WHAT IS NEEDED
Copy every entry exactly as given, minus the images.

PROVIDED ENTRIES
┌────────

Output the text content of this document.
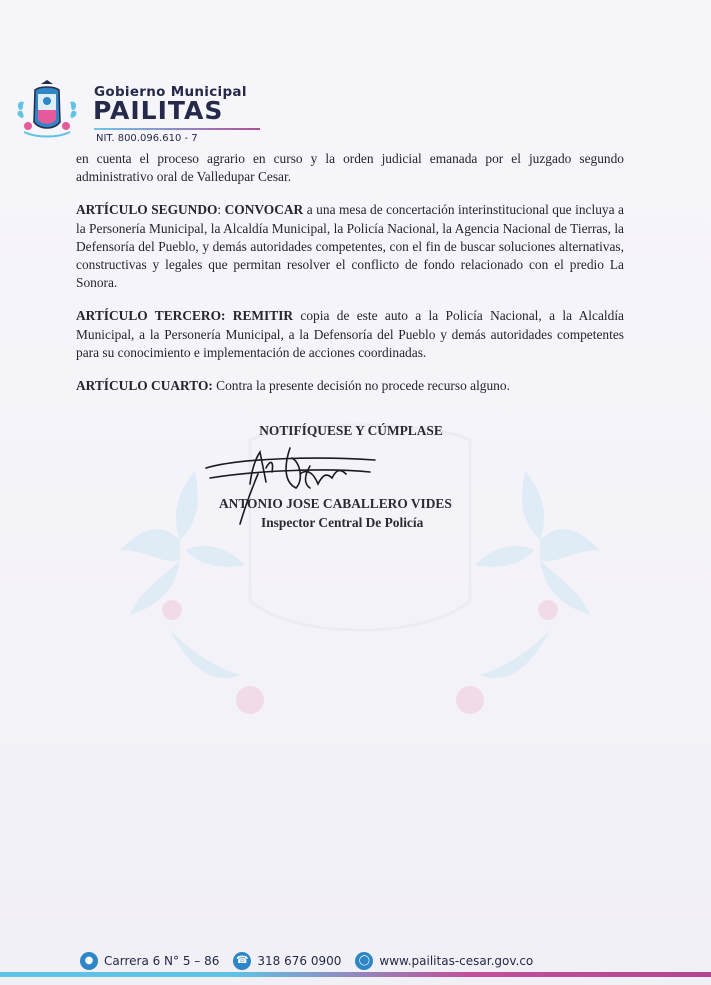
Gobierno Municipal
PAILITAS
NIT. 800.096.610 - 7

en cuenta el proceso agrario en curso y la orden judicial emanada por el juzgado segundo administrativo oral de Valledupar Cesar.

ARTÍCULO SEGUNDO: CONVOCAR a una mesa de concertación interinstitucional que incluya a la Personería Municipal, la Alcaldía Municipal, la Policía Nacional, la Agencia Nacional de Tierras, la Defensoría del Pueblo, y demás autoridades competentes, con el fin de buscar soluciones alternativas, constructivas y legales que permitan resolver el conflicto de fondo relacionado con el predio La Sonora.

ARTÍCULO TERCERO: REMITIR copia de este auto a la Policía Nacional, a la Alcaldía Municipal, a la Personería Municipal, a la Defensoría del Pueblo y demás autoridades competentes para su conocimiento e implementación de acciones coordinadas.

ARTÍCULO CUARTO: Contra la presente decisión no procede recurso alguno.

NOTIFÍQUESE Y CÚMPLASE
ANTONIO JOSE CABALLERO VIDES
Inspector Central De Policía
● Carrera 6 N° 5 – 86 ☎ 318 676 0900	◯ www.pailitas-cesar.gov.co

└────────

FULL RESPONSE
Output the text content of this document.
Gobierno Municipal
PAILITAS
NIT. 800.096.610 - 7

en cuenta el proceso agrario en curso y la orden judicial emanada por el juzgado segundo administrativo oral de Valledupar Cesar.

ARTÍCULO SEGUNDO: CONVOCAR a una mesa de concertación interinstitucional que incluya a la Personería Municipal, la Alcaldía Municipal, la Policía Nacional, la Agencia Nacional de Tierras, la Defensoría del Pueblo, y demás autoridades competentes, con el fin de buscar soluciones alternativas, constructivas y legales que permitan resolver el conflicto de fondo relacionado con el predio La Sonora.

ARTÍCULO TERCERO: REMITIR copia de este auto a la Policía Nacional, a la Alcaldía Municipal, a la Personería Municipal, a la Defensoría del Pueblo y demás autoridades competentes para su conocimiento e implementación de acciones coordinadas.

ARTÍCULO CUARTO: Contra la presente decisión no procede recurso alguno.

NOTIFÍQUESE Y CÚMPLASE
ANTONIO JOSE CABALLERO VIDES
Inspector Central De Policía
● Carrera 6 N° 5 – 86 ☎ 318 676 0900	◯ www.pailitas-cesar.gov.co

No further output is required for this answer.